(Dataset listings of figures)
========================================================================
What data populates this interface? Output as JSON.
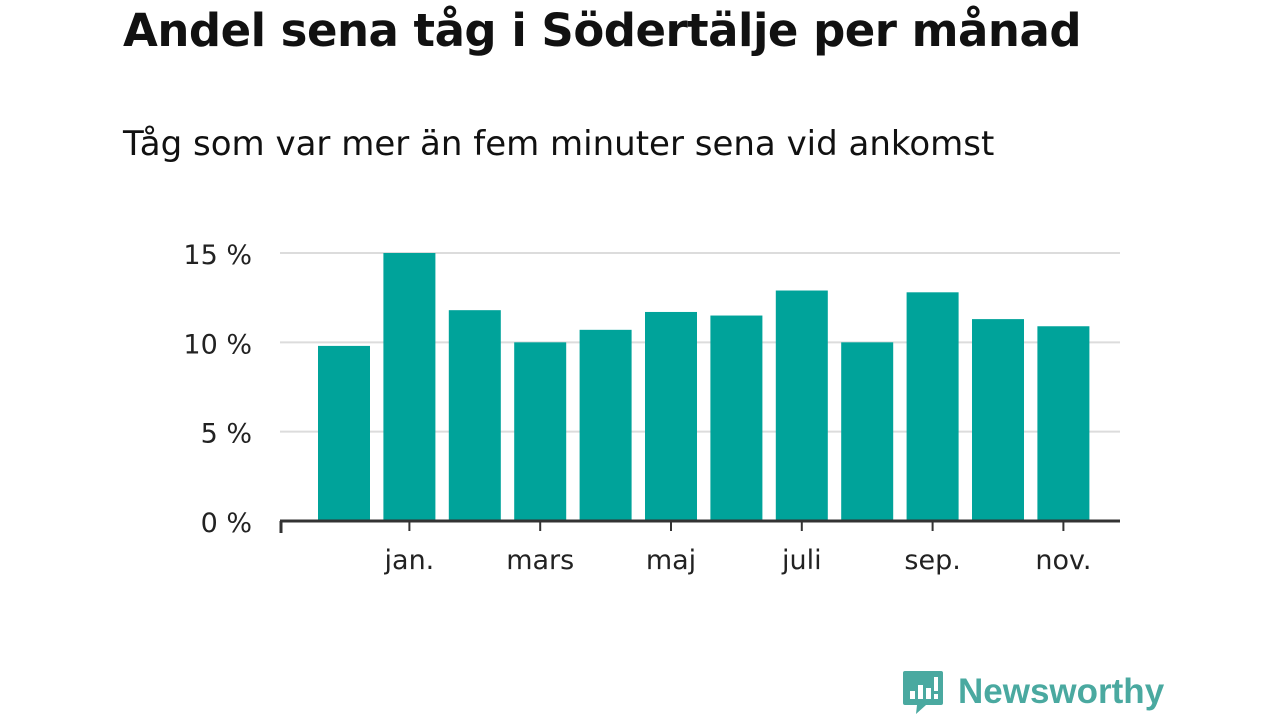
{
  "chart_data": {
    "type": "bar",
    "title": "Andel sena tåg i Södertälje per månad",
    "subtitle": "Tåg som var mer än fem minuter sena vid ankomst",
    "xlabel": "",
    "ylabel": "",
    "ylim": [
      0,
      15
    ],
    "yticks": [
      0,
      5,
      10,
      15
    ],
    "ytick_labels": [
      "0 %",
      "5 %",
      "10 %",
      "15 %"
    ],
    "categories": [
      "",
      "jan.",
      "",
      "mars",
      "",
      "maj",
      "",
      "juli",
      "",
      "sep.",
      "",
      "nov."
    ],
    "values": [
      9.8,
      15.0,
      11.8,
      10.0,
      10.7,
      11.7,
      11.5,
      12.9,
      10.0,
      12.8,
      11.3,
      10.9
    ],
    "grid": true,
    "colors": {
      "bar": "#00a39a",
      "grid": "#dcdcdc",
      "axis": "#333333",
      "text": "#222222"
    }
  },
  "brand": {
    "name": "Newsworthy",
    "logo_icon": "newsworthy-logo-icon",
    "color": "#4aa9a0"
  }
}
========================================================================
◆ The request
Give the number of lines that hold the word "sena" in these records, with nothing added.

◆ Solution to this problem
2